***** EXERCISE MATERIAL

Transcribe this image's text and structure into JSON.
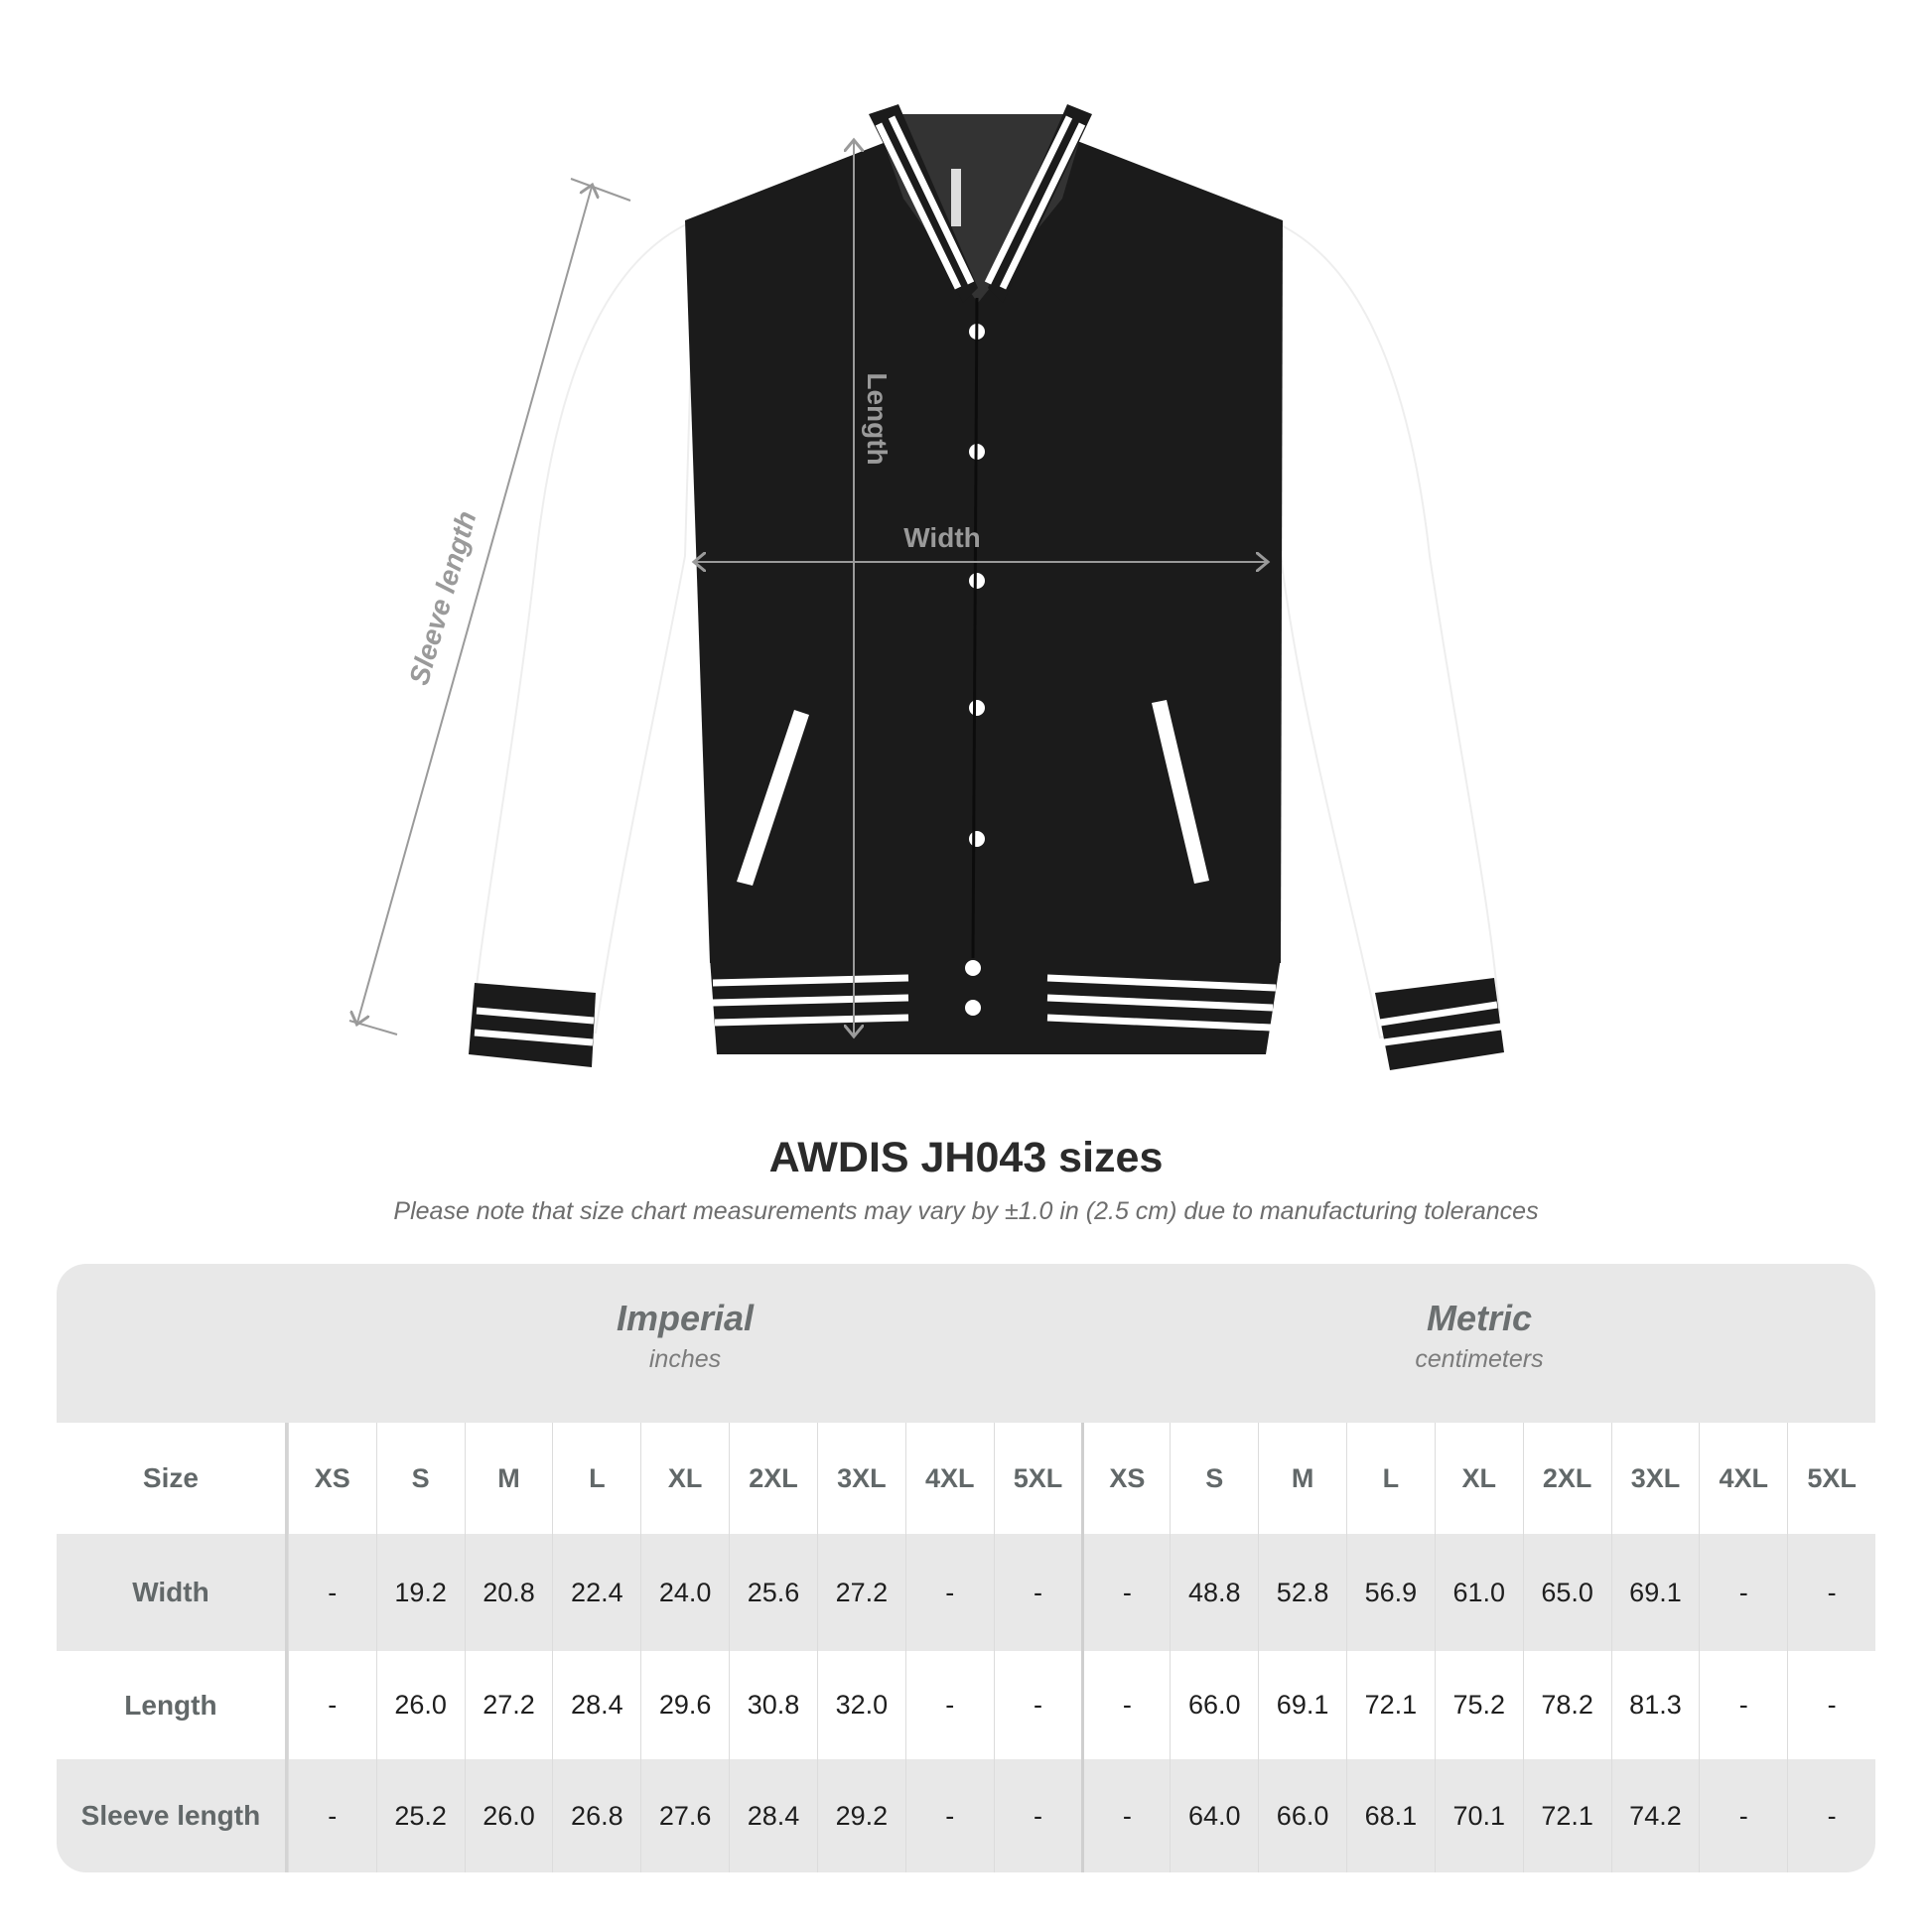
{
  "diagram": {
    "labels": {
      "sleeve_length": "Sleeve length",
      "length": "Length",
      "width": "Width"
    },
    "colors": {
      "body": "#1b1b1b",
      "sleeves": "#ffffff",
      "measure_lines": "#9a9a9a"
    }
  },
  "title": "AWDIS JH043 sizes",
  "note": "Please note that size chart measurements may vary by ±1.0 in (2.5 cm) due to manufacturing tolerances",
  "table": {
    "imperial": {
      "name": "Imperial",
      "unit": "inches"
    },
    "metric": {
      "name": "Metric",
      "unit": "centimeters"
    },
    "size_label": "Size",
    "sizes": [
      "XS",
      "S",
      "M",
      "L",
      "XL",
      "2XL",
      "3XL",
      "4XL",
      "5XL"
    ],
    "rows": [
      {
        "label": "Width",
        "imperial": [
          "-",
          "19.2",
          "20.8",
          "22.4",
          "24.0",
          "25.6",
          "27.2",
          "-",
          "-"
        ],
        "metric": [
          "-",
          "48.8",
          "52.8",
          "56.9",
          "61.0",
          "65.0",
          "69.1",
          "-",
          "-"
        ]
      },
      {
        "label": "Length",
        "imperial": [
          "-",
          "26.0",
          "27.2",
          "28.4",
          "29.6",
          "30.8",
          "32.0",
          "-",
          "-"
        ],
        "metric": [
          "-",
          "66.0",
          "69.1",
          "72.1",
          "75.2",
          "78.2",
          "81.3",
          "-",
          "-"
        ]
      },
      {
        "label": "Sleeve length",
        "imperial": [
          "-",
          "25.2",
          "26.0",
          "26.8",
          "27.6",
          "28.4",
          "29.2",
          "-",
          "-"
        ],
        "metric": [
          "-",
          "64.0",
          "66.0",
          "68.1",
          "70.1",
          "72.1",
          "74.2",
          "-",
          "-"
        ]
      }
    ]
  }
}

**********

> [EXERCISE AIM]: Set down the complete material exactly, but do not include the images.

> [REPLY TO THE TASK]:
Transcribe this image's text and structure into JSON.
{
  "diagram": {
    "labels": {
      "sleeve_length": "Sleeve length",
      "length": "Length",
      "width": "Width"
    },
    "colors": {
      "body": "#1b1b1b",
      "sleeves": "#ffffff",
      "measure_lines": "#9a9a9a"
    }
  },
  "title": "AWDIS JH043 sizes",
  "note": "Please note that size chart measurements may vary by ±1.0 in (2.5 cm) due to manufacturing tolerances",
  "table": {
    "imperial": {
      "name": "Imperial",
      "unit": "inches"
    },
    "metric": {
      "name": "Metric",
      "unit": "centimeters"
    },
    "size_label": "Size",
    "sizes": [
      "XS",
      "S",
      "M",
      "L",
      "XL",
      "2XL",
      "3XL",
      "4XL",
      "5XL"
    ],
    "rows": [
      {
        "label": "Width",
        "imperial": [
          "-",
          "19.2",
          "20.8",
          "22.4",
          "24.0",
          "25.6",
          "27.2",
          "-",
          "-"
        ],
        "metric": [
          "-",
          "48.8",
          "52.8",
          "56.9",
          "61.0",
          "65.0",
          "69.1",
          "-",
          "-"
        ]
      },
      {
        "label": "Length",
        "imperial": [
          "-",
          "26.0",
          "27.2",
          "28.4",
          "29.6",
          "30.8",
          "32.0",
          "-",
          "-"
        ],
        "metric": [
          "-",
          "66.0",
          "69.1",
          "72.1",
          "75.2",
          "78.2",
          "81.3",
          "-",
          "-"
        ]
      },
      {
        "label": "Sleeve length",
        "imperial": [
          "-",
          "25.2",
          "26.0",
          "26.8",
          "27.6",
          "28.4",
          "29.2",
          "-",
          "-"
        ],
        "metric": [
          "-",
          "64.0",
          "66.0",
          "68.1",
          "70.1",
          "72.1",
          "74.2",
          "-",
          "-"
        ]
      }
    ]
  }
}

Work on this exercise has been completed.